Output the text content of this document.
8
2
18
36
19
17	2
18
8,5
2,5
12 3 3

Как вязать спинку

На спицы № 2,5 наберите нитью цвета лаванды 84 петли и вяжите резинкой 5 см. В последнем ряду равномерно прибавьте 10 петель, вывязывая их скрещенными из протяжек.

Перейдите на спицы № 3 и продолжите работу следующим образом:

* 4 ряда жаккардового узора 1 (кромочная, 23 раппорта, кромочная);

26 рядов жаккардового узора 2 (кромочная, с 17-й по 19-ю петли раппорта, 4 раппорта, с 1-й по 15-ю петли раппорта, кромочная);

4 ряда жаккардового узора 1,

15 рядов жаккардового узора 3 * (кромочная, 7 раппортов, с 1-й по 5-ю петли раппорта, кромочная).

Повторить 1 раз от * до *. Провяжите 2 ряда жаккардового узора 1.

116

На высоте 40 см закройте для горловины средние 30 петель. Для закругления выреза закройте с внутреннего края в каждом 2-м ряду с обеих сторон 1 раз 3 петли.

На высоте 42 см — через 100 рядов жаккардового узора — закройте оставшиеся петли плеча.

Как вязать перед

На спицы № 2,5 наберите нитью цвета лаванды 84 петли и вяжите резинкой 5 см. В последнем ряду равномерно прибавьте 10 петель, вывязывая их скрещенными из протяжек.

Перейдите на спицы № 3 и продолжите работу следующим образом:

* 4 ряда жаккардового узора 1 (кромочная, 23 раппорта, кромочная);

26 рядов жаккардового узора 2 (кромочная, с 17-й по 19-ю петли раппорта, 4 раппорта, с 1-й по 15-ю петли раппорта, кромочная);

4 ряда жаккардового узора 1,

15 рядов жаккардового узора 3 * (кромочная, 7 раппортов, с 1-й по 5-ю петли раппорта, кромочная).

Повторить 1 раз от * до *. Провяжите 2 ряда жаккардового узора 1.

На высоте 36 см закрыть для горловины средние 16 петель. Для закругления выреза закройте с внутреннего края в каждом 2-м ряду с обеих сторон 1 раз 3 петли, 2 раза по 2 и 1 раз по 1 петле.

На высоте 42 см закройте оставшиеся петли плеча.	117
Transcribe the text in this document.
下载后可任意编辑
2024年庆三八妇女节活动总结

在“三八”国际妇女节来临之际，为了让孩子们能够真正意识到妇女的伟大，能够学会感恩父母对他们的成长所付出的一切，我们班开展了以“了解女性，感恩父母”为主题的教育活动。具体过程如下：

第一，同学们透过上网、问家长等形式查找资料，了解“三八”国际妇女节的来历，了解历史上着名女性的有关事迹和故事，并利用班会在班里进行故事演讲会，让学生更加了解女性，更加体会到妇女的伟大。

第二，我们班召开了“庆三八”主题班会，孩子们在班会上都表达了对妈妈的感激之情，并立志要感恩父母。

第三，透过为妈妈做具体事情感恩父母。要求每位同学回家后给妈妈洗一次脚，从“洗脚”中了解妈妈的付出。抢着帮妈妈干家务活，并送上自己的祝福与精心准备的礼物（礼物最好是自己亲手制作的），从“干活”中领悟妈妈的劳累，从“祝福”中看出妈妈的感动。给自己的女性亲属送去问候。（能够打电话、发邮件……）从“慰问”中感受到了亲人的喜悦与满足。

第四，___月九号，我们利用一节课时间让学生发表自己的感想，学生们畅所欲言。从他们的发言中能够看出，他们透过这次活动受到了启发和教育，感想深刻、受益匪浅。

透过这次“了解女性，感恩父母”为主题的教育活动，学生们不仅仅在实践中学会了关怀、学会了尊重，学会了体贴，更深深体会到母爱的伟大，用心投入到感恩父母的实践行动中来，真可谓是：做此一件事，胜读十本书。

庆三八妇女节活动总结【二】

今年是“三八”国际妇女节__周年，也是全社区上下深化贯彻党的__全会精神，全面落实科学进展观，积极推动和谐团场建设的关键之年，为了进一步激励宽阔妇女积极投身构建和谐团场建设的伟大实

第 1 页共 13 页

====================

Given problem
Show each line of the data that contains the string "края".

The response
На высоте 40 см закройте для горловины средние 30 петель. Для закругления выреза закройте с внутреннего края в каждом 2-м ряду с обеих сторон 1 раз 3 петли.
На высоте 36 см закрыть для горловины средние 16 петель. Для закругления выреза закройте с внутреннего края в каждом 2-м ряду с обеих сторон 1 раз 3 петли, 2 раза по 2 и 1 раз по 1 петле.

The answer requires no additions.